**Required task**
Report the number of lines that include "ответили", with no additional text.

**Dataset excerpts**
• • • • •

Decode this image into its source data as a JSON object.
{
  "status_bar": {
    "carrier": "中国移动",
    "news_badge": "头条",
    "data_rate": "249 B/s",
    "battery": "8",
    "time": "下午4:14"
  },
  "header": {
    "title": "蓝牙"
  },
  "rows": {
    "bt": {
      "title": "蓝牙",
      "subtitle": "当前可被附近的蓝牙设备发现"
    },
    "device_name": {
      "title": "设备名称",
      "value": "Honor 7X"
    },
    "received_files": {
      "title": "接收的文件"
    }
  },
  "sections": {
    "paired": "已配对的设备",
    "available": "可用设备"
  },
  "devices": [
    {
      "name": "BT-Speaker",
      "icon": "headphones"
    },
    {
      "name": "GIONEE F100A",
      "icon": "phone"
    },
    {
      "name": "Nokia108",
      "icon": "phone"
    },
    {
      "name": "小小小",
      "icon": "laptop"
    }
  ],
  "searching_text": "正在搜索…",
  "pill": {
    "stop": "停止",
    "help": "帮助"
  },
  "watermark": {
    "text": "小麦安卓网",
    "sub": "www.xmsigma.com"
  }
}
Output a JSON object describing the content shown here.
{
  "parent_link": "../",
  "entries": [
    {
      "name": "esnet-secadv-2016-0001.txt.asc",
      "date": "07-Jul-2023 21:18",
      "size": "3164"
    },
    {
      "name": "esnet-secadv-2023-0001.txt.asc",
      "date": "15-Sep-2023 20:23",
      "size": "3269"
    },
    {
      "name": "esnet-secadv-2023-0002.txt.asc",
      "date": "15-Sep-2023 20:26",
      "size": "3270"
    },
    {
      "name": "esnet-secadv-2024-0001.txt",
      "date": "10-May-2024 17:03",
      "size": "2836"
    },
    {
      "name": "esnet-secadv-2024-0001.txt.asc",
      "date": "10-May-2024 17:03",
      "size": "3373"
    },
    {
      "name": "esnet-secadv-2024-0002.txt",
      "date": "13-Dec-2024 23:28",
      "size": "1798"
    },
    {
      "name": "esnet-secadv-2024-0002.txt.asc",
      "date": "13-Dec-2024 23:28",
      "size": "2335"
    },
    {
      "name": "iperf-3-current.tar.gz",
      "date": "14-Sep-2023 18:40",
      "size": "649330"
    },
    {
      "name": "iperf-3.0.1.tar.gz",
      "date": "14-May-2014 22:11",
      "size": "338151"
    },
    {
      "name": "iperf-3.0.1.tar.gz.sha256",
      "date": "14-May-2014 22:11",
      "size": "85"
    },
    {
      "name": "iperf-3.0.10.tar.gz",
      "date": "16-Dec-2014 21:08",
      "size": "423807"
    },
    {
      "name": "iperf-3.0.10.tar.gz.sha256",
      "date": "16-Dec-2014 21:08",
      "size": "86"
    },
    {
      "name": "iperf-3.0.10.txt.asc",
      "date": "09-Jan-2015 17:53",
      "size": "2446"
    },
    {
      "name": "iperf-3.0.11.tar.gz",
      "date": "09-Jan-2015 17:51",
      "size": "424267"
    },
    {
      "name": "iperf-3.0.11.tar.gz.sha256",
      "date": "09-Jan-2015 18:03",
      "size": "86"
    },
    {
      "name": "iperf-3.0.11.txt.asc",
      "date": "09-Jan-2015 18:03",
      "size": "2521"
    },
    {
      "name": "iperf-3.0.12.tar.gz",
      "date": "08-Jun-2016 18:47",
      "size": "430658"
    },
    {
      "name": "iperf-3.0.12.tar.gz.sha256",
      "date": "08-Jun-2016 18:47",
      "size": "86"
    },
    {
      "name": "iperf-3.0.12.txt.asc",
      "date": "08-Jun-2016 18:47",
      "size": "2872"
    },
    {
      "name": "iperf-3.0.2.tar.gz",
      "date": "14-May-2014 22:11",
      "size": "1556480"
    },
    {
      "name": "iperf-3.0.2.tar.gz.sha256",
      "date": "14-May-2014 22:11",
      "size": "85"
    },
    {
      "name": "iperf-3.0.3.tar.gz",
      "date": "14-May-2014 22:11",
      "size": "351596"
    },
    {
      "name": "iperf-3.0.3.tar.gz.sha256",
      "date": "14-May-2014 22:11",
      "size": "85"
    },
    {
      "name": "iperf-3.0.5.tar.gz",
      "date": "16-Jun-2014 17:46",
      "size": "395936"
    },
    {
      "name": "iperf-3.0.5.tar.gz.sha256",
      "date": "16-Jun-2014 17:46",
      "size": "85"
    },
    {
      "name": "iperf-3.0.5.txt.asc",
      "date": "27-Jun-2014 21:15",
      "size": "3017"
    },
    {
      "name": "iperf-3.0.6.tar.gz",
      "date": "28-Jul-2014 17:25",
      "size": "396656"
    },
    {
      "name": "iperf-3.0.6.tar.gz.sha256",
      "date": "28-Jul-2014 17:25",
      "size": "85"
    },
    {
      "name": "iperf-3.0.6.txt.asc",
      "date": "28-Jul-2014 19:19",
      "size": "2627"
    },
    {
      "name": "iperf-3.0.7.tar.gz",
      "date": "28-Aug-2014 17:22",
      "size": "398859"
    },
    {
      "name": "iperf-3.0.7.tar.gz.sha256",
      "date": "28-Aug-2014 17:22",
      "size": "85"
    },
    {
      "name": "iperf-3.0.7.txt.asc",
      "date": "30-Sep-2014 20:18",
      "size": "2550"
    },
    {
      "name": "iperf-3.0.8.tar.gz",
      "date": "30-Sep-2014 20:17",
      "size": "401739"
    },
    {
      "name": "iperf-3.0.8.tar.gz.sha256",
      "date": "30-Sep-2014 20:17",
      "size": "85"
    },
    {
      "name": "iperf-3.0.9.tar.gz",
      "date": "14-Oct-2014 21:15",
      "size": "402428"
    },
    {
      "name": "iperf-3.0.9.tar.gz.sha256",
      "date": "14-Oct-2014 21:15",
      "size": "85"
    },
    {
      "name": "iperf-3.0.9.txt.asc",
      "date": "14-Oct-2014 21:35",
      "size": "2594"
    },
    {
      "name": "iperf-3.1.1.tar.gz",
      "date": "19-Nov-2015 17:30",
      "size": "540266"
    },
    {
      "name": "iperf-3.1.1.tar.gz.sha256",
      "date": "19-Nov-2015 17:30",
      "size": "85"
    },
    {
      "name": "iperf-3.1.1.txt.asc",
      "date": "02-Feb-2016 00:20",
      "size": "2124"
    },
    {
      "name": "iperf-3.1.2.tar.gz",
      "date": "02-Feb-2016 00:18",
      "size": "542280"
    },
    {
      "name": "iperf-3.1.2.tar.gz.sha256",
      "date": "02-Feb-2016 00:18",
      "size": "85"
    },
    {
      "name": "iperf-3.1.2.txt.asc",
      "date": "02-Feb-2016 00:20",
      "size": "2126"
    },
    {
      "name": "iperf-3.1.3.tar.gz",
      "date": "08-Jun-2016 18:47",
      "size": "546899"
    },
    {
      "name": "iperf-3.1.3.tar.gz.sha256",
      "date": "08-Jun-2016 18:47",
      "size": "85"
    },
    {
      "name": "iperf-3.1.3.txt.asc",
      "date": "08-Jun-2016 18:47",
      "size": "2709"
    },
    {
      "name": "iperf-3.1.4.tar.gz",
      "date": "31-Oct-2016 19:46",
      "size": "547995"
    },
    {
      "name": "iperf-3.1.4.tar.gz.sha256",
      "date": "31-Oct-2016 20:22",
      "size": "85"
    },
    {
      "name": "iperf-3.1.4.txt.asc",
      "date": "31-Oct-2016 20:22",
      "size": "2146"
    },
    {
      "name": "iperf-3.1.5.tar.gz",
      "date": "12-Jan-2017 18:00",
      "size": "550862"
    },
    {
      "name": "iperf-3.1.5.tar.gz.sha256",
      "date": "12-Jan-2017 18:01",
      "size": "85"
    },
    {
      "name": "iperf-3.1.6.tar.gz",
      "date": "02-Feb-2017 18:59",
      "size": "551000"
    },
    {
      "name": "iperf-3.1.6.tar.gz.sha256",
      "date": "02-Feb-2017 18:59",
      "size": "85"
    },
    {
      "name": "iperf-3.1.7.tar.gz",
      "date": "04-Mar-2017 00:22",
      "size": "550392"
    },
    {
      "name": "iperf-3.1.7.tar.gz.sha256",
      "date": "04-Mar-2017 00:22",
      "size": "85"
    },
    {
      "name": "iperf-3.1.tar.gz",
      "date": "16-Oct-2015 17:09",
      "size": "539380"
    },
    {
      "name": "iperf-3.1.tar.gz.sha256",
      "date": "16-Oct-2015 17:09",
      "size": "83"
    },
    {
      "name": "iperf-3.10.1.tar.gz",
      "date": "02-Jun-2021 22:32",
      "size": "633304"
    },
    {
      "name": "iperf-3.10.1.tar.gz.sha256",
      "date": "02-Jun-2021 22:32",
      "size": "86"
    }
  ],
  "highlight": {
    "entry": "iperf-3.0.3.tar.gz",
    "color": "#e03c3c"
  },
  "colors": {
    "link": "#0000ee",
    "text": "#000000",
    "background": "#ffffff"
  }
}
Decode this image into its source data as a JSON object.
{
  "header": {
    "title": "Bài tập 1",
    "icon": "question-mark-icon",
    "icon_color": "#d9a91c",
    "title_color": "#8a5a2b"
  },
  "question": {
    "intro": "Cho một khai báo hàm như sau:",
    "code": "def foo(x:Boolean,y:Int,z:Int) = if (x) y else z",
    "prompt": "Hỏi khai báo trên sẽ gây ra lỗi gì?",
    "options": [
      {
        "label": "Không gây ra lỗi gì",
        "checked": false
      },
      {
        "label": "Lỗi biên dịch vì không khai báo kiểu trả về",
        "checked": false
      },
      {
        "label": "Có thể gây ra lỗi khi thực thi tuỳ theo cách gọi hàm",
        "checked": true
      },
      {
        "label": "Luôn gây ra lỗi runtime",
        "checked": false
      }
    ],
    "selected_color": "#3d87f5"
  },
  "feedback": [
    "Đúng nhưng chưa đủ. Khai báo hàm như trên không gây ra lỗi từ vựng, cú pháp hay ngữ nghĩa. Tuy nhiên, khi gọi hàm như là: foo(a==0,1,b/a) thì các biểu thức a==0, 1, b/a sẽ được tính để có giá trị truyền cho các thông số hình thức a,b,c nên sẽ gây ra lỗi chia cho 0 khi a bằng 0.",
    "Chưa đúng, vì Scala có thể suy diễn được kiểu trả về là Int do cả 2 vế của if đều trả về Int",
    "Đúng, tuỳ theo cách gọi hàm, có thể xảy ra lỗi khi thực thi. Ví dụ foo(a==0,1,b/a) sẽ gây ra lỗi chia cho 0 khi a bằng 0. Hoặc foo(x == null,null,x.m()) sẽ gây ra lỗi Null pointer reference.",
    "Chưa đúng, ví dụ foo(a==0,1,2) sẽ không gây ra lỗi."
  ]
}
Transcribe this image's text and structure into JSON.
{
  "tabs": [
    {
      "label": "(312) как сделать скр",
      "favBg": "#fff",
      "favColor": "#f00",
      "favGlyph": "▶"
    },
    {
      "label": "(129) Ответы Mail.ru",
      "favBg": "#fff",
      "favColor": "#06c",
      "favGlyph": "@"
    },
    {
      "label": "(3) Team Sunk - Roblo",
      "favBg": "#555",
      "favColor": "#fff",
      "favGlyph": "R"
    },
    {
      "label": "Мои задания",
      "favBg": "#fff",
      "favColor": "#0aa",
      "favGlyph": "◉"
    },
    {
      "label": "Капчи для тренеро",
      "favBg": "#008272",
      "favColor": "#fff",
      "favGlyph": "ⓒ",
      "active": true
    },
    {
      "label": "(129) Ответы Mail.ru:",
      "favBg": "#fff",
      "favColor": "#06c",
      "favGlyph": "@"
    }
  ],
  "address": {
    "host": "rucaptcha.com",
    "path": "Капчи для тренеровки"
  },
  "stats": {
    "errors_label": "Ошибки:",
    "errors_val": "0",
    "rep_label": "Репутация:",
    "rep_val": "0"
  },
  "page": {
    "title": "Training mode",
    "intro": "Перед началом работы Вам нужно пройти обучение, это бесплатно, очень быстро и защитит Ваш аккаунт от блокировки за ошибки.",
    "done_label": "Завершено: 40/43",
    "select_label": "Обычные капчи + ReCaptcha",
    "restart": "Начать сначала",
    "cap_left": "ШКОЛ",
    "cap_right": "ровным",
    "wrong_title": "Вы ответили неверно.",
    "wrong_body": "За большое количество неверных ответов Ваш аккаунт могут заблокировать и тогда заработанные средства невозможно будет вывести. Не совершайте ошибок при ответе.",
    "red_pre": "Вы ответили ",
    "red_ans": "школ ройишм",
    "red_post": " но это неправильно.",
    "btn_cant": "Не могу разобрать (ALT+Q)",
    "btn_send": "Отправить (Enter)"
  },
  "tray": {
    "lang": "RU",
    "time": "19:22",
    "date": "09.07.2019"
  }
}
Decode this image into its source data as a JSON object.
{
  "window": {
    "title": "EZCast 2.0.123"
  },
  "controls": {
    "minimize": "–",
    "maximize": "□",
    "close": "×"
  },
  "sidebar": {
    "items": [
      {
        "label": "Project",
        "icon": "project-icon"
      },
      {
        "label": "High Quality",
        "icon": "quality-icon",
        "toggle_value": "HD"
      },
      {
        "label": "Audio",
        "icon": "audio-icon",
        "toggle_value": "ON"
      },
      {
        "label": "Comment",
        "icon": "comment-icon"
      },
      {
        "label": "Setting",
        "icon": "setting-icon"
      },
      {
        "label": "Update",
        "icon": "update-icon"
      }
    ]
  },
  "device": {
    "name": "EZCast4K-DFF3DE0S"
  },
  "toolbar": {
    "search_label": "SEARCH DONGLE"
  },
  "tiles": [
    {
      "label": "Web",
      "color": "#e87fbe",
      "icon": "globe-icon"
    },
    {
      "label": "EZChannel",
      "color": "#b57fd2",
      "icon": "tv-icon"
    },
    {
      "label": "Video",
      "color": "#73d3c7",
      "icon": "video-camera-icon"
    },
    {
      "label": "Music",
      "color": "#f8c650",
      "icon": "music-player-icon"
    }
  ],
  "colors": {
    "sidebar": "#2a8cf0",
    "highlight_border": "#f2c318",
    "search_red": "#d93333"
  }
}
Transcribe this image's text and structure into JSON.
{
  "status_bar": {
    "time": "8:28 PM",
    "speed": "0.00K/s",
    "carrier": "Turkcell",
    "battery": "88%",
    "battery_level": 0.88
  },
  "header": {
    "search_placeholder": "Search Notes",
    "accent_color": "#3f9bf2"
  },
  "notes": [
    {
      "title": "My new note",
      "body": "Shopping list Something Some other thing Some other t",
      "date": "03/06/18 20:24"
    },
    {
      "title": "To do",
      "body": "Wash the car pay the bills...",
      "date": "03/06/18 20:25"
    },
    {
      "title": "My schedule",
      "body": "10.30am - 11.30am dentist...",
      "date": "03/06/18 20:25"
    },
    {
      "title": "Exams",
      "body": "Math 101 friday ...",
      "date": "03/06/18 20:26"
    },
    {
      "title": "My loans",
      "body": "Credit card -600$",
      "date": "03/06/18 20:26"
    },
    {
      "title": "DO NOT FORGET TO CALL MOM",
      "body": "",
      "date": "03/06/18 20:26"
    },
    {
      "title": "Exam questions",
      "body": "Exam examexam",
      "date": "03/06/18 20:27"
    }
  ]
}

• • • • •

**Output**
2